** Source text **
Whoa, so Mowingmeadow isn't a place? Oops 😆

OSTMusTisNT · 15/02/2026 14:11

NinaGeiger · 14/02/2026 20:57

I thought twin towns had exactly the same layout, so like if one town built a new housing estate, the twin town had to as well

I thought Town Twinning was something to do with herbal tea bags well into my teenage years!

BigBrownBoogyingBear · 15/02/2026 14:12

I thought Margaret Thatcher was married to Arthur Scargill. I felt really sorry for them having such an unhappy marriage. I'd have been around 7 years old at the time!

BigBrownBoogyingBear · 15/02/2026 14:16

I also thought the channel tunnel was a tunnel under the sea, sitting on the sea bed. Rather than a tunnel under the ground under the sea.

Onefortheroad25 · 15/02/2026 15:45

ChimpanzeeThatMonkeyNews · 15/02/2026 13:24

Where had he heard that, or was he just messing with you?

No idea. We were really young.

Salome61 · 15/02/2026 15:47

I had a squint and had to have eye surgery in 1962. The staff had to cut my eyelashes short and told me that they would grow back longer. I believed it for years!

IbizaToTheNorfolkBroads · 15/02/2026 16:13

Two, that my family still love to remind me about (my siblings and I are now in our 50s and 60s):
1 - football scores “on aggregate” - I thought that if teams were so well matched they kept drawing, that they had to play on gravel to make it harder.

2- haggis - my dad was half Scottish and very proud of his roots. We grew up in London in the 1970s and he’d spend every January hunting for Haggis for Burns’ Night. He must have said something like “it’s cooked inside of sheep”, because for years, I thought the special thing about it was that it was cooked inside sheep whilst they were still alive. I had an image in my head of a sheep with a little fire under its belly. I thought this was very cruel! I must have been 30 by the time I was being ridiculous.

FlorbelaEspanca · 15/02/2026 16:43

VerySameTime · 14/02/2026 17:06

Same! Except a different bridge.

I went on a school trip, where part of the trip was to cross the river Tees via the Transporter Bridge. I was terrified as we drove towards it. How would the coach get up to make the crossing - and so high! (Red line on the photo).

When we arrived the bridge was closed for maintenance.

** Check your understanding **
(1) Translate this sentence from the forum thread about childhood misunderstandings into Spanish: "When we arrived the bridge was closed for maintenance."
(2) Carry on the forum thread about childhood misunderstandings from its last line, in the same style.
The data after this point is separate from the forum thread about childhood misunderstandings.

Document understanding data

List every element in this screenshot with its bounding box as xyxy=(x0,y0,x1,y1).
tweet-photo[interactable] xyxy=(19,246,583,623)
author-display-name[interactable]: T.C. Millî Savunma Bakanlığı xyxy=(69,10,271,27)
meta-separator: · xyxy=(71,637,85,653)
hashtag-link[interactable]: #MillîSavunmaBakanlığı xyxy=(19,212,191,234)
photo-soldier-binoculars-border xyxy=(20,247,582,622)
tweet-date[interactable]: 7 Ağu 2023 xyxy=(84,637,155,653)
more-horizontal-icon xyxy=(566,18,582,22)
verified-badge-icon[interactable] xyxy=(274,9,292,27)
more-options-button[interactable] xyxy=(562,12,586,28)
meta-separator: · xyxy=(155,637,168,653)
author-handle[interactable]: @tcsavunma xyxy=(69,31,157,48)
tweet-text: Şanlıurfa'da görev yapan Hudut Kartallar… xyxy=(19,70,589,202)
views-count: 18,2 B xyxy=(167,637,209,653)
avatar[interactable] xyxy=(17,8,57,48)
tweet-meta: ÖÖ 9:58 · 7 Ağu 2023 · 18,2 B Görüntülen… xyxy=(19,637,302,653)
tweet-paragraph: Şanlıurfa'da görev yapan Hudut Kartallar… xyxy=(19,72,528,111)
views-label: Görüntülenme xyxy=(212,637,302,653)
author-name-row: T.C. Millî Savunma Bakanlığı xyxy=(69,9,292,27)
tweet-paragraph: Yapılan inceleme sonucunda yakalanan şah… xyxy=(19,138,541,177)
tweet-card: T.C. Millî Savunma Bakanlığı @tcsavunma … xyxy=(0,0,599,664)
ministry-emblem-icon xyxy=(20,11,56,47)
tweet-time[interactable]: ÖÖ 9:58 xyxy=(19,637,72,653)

** Answers to the exercise **
(1) Cuando llegamos, el puente estaba cerrado por mantenimiento.

(2)
It was years before I found out that vehicle are transported by a suspended gondola (platform) hanging below. ☺️

Well, I've actually walked over the equivalent part of the Newport transporter bridge. Very unnerving.

FlorbelaEspanca · 15/02/2026 16:48

HeadyLamarr · 14/02/2026 17:15

I thought the letter of the alphabet after K was 'elameno' (L, M, N, O as one letter said very quickly)

Double U is polysyllabic, elameno sounded plausible.

In the song which goes: 'There was a cop who had a dog, his name was Bobby Bingo. B-I-N-G-O, B-I-N-G-O...' I didn't realise the name was being spelled out, and couldn't work out what 'engeo' meant.

FlorbelaEspanca · 15/02/2026 17:17

WalkDontWalk · 15/02/2026 12:39

I thought that there was a village - and I could picture it very clearly - called Mowermeadow, where one man and his dog went.

I thought Mow was a place, and that it was a-meadow, the way we say atop or akin. I think I got over the second part of this, but I went on thinking Mow was a place for much longer, after I learned about Mow Cop in Cheshire.

FlorbelaEspanca · 15/02/2026 17:21

When we went on holiday to Cornwall I thought to myself: 'the first time I've been to another country' (I dare say some Cornish people would agree with me). But when a few years later we went to Wales I don't think I properly appreciated that this really was another country.

I used to think people's bodies contained a substance called monia which sometimes had to be replaced, because I heard of people getting new monia.

Pemba · 15/02/2026 17:24

FlorbelaEspanca · 15/02/2026 16:48

In the song which goes: 'There was a cop who had a dog, his name was Bobby Bingo. B-I-N-G-O, B-I-N-G-O...' I didn't realise the name was being spelled out, and couldn't work out what 'engeo' meant.

That's interesting, are you in the USA @FlorbelaEspanca ?
Here in England (and rest of UK?) it was always:

'There was a farmer had a dog and Bingo was his name-oh
B.I.N.G.O., B.I.N.G.O., B.I.N.G.O.
And Bingo was his name-oh'

DD used to love it when she was little.

FlorbelaEspanca · 15/02/2026 17:35

@Pemba That's interesting, are you in the USA?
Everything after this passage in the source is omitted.